What the exercise asks:
Write out every entry word for word.

═══ Raw records

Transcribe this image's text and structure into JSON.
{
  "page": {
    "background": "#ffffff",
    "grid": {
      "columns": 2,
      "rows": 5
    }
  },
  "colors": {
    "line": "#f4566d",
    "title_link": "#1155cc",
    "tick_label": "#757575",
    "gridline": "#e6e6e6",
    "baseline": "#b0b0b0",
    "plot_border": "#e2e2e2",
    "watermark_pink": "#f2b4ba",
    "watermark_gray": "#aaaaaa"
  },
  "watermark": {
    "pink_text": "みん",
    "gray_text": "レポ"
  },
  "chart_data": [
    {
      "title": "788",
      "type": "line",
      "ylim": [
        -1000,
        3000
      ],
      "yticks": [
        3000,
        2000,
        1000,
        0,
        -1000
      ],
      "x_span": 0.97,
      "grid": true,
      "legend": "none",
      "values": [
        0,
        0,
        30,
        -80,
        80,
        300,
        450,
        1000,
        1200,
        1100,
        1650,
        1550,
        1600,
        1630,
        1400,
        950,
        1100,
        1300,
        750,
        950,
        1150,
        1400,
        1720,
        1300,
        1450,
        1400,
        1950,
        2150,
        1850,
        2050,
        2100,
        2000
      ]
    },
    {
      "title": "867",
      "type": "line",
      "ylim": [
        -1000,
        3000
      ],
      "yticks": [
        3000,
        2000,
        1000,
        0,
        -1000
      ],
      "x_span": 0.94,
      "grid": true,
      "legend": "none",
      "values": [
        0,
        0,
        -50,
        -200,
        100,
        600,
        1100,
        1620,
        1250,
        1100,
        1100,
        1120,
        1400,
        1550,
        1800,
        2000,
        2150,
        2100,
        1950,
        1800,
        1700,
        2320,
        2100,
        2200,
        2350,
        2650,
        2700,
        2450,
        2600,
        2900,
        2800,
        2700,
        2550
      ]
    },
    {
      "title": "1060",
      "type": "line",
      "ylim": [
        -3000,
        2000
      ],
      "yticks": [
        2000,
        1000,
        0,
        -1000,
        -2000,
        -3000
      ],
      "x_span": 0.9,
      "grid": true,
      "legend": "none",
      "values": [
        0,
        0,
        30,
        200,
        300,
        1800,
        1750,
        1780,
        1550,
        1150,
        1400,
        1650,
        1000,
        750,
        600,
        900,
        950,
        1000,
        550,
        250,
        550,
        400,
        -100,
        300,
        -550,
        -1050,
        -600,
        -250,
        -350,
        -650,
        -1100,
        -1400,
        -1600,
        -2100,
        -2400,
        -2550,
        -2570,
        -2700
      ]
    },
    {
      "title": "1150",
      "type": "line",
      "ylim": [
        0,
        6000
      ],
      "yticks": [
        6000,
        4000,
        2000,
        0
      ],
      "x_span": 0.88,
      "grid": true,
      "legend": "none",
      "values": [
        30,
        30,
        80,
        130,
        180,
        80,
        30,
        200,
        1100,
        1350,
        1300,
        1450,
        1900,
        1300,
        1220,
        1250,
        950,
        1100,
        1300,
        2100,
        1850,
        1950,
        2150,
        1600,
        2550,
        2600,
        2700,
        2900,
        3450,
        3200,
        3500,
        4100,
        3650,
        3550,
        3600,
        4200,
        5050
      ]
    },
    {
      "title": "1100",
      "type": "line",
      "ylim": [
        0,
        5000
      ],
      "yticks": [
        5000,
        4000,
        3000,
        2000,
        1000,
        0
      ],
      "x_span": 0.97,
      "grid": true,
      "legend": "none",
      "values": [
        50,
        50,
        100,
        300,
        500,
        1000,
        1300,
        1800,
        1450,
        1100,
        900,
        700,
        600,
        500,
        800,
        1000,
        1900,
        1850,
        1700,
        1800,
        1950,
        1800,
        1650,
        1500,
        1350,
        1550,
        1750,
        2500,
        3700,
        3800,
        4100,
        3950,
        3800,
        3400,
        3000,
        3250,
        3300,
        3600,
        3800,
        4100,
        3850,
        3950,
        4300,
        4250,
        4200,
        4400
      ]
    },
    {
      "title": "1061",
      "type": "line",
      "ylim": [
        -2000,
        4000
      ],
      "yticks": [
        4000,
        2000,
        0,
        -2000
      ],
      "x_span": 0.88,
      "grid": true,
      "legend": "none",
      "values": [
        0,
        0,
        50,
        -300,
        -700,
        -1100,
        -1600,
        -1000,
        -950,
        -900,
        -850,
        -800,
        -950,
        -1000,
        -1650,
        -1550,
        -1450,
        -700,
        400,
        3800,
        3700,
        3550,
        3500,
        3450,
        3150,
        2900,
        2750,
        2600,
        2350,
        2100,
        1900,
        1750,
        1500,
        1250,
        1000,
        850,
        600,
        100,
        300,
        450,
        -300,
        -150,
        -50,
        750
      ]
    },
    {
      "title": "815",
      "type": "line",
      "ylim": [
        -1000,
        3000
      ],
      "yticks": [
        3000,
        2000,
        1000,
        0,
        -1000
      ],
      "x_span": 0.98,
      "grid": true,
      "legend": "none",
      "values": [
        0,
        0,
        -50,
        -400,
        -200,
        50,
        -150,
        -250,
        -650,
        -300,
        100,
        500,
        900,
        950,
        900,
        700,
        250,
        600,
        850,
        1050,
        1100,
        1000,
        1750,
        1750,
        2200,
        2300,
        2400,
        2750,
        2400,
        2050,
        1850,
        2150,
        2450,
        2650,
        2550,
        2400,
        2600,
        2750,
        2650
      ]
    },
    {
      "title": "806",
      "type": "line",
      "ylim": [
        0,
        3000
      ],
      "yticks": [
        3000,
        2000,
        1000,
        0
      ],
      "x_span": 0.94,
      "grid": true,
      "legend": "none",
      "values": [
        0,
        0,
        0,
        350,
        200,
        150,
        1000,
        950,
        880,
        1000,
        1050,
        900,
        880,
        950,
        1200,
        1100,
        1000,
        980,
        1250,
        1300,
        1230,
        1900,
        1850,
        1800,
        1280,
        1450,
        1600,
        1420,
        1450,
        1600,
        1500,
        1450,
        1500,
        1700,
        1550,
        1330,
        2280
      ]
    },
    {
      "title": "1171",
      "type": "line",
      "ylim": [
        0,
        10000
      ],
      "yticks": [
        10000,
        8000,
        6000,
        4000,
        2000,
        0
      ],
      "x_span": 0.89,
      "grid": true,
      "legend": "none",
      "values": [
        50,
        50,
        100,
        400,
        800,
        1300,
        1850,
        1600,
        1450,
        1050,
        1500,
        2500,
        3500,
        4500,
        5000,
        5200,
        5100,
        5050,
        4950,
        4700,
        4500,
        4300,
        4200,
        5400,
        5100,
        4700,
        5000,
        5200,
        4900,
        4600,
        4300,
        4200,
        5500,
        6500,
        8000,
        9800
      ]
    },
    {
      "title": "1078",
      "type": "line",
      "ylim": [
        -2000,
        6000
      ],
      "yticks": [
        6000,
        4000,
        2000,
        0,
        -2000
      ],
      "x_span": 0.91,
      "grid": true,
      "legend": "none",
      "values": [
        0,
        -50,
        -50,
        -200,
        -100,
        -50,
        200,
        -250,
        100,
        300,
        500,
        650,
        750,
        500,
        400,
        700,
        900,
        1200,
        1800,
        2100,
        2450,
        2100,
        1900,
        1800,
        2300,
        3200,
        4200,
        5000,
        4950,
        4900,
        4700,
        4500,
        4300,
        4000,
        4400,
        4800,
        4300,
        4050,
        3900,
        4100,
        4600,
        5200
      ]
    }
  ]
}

══════

Answer in full:
Transcribe this image's text and structure into JSON.
{
  "page": {
    "background": "#ffffff",
    "grid": {
      "columns": 2,
      "rows": 5
    }
  },
  "colors": {
    "line": "#f4566d",
    "title_link": "#1155cc",
    "tick_label": "#757575",
    "gridline": "#e6e6e6",
    "baseline": "#b0b0b0",
    "plot_border": "#e2e2e2",
    "watermark_pink": "#f2b4ba",
    "watermark_gray": "#aaaaaa"
  },
  "watermark": {
    "pink_text": "みん",
    "gray_text": "レポ"
  },
  "chart_data": [
    {
      "title": "788",
      "type": "line",
      "ylim": [
        -1000,
        3000
      ],
      "yticks": [
        3000,
        2000,
        1000,
        0,
        -1000
      ],
      "x_span": 0.97,
      "grid": true,
      "legend": "none",
      "values": [
        0,
        0,
        30,
        -80,
        80,
        300,
        450,
        1000,
        1200,
        1100,
        1650,
        1550,
        1600,
        1630,
        1400,
        950,
        1100,
        1300,
        750,
        950,
        1150,
        1400,
        1720,
        1300,
        1450,
        1400,
        1950,
        2150,
        1850,
        2050,
        2100,
        2000
      ]
    },
    {
      "title": "867",
      "type": "line",
      "ylim": [
        -1000,
        3000
      ],
      "yticks": [
        3000,
        2000,
        1000,
        0,
        -1000
      ],
      "x_span": 0.94,
      "grid": true,
      "legend": "none",
      "values": [
        0,
        0,
        -50,
        -200,
        100,
        600,
        1100,
        1620,
        1250,
        1100,
        1100,
        1120,
        1400,
        1550,
        1800,
        2000,
        2150,
        2100,
        1950,
        1800,
        1700,
        2320,
        2100,
        2200,
        2350,
        2650,
        2700,
        2450,
        2600,
        2900,
        2800,
        2700,
        2550
      ]
    },
    {
      "title": "1060",
      "type": "line",
      "ylim": [
        -3000,
        2000
      ],
      "yticks": [
        2000,
        1000,
        0,
        -1000,
        -2000,
        -3000
      ],
      "x_span": 0.9,
      "grid": true,
      "legend": "none",
      "values": [
        0,
        0,
        30,
        200,
        300,
        1800,
        1750,
        1780,
        1550,
        1150,
        1400,
        1650,
        1000,
        750,
        600,
        900,
        950,
        1000,
        550,
        250,
        550,
        400,
        -100,
        300,
        -550,
        -1050,
        -600,
        -250,
        -350,
        -650,
        -1100,
        -1400,
        -1600,
        -2100,
        -2400,
        -2550,
        -2570,
        -2700
      ]
    },
    {
      "title": "1150",
      "type": "line",
      "ylim": [
        0,
        6000
      ],
      "yticks": [
        6000,
        4000,
        2000,
        0
      ],
      "x_span": 0.88,
      "grid": true,
      "legend": "none",
      "values": [
        30,
        30,
        80,
        130,
        180,
        80,
        30,
        200,
        1100,
        1350,
        1300,
        1450,
        1900,
        1300,
        1220,
        1250,
        950,
        1100,
        1300,
        2100,
        1850,
        1950,
        2150,
        1600,
        2550,
        2600,
        2700,
        2900,
        3450,
        3200,
        3500,
        4100,
        3650,
        3550,
        3600,
        4200,
        5050
      ]
    },
    {
      "title": "1100",
      "type": "line",
      "ylim": [
        0,
        5000
      ],
      "yticks": [
        5000,
        4000,
        3000,
        2000,
        1000,
        0
      ],
      "x_span": 0.97,
      "grid": true,
      "legend": "none",
      "values": [
        50,
        50,
        100,
        300,
        500,
        1000,
        1300,
        1800,
        1450,
        1100,
        900,
        700,
        600,
        500,
        800,
        1000,
        1900,
        1850,
        1700,
        1800,
        1950,
        1800,
        1650,
        1500,
        1350,
        1550,
        1750,
        2500,
        3700,
        3800,
        4100,
        3950,
        3800,
        3400,
        3000,
        3250,
        3300,
        3600,
        3800,
        4100,
        3850,
        3950,
        4300,
        4250,
        4200,
        4400
      ]
    },
    {
      "title": "1061",
      "type": "line",
      "ylim": [
        -2000,
        4000
      ],
      "yticks": [
        4000,
        2000,
        0,
        -2000
      ],
      "x_span": 0.88,
      "grid": true,
      "legend": "none",
      "values": [
        0,
        0,
        50,
        -300,
        -700,
        -1100,
        -1600,
        -1000,
        -950,
        -900,
        -850,
        -800,
        -950,
        -1000,
        -1650,
        -1550,
        -1450,
        -700,
        400,
        3800,
        3700,
        3550,
        3500,
        3450,
        3150,
        2900,
        2750,
        2600,
        2350,
        2100,
        1900,
        1750,
        1500,
        1250,
        1000,
        850,
        600,
        100,
        300,
        450,
        -300,
        -150,
        -50,
        750
      ]
    },
    {
      "title": "815",
      "type": "line",
      "ylim": [
        -1000,
        3000
      ],
      "yticks": [
        3000,
        2000,
        1000,
        0,
        -1000
      ],
      "x_span": 0.98,
      "grid": true,
      "legend": "none",
      "values": [
        0,
        0,
        -50,
        -400,
        -200,
        50,
        -150,
        -250,
        -650,
        -300,
        100,
        500,
        900,
        950,
        900,
        700,
        250,
        600,
        850,
        1050,
        1100,
        1000,
        1750,
        1750,
        2200,
        2300,
        2400,
        2750,
        2400,
        2050,
        1850,
        2150,
        2450,
        2650,
        2550,
        2400,
        2600,
        2750,
        2650
      ]
    },
    {
      "title": "806",
      "type": "line",
      "ylim": [
        0,
        3000
      ],
      "yticks": [
        3000,
        2000,
        1000,
        0
      ],
      "x_span": 0.94,
      "grid": true,
      "legend": "none",
      "values": [
        0,
        0,
        0,
        350,
        200,
        150,
        1000,
        950,
        880,
        1000,
        1050,
        900,
        880,
        950,
        1200,
        1100,
        1000,
        980,
        1250,
        1300,
        1230,
        1900,
        1850,
        1800,
        1280,
        1450,
        1600,
        1420,
        1450,
        1600,
        1500,
        1450,
        1500,
        1700,
        1550,
        1330,
        2280
      ]
    },
    {
      "title": "1171",
      "type": "line",
      "ylim": [
        0,
        10000
      ],
      "yticks": [
        10000,
        8000,
        6000,
        4000,
        2000,
        0
      ],
      "x_span": 0.89,
      "grid": true,
      "legend": "none",
      "values": [
        50,
        50,
        100,
        400,
        800,
        1300,
        1850,
        1600,
        1450,
        1050,
        1500,
        2500,
        3500,
        4500,
        5000,
        5200,
        5100,
        5050,
        4950,
        4700,
        4500,
        4300,
        4200,
        5400,
        5100,
        4700,
        5000,
        5200,
        4900,
        4600,
        4300,
        4200,
        5500,
        6500,
        8000,
        9800
      ]
    },
    {
      "title": "1078",
      "type": "line",
      "ylim": [
        -2000,
        6000
      ],
      "yticks": [
        6000,
        4000,
        2000,
        0,
        -2000
      ],
      "x_span": 0.91,
      "grid": true,
      "legend": "none",
      "values": [
        0,
        -50,
        -50,
        -200,
        -100,
        -50,
        200,
        -250,
        100,
        300,
        500,
        650,
        750,
        500,
        400,
        700,
        900,
        1200,
        1800,
        2100,
        2450,
        2100,
        1900,
        1800,
        2300,
        3200,
        4200,
        5000,
        4950,
        4900,
        4700,
        4500,
        4300,
        4000,
        4400,
        4800,
        4300,
        4050,
        3900,
        4100,
        4600,
        5200
      ]
    }
  ]
}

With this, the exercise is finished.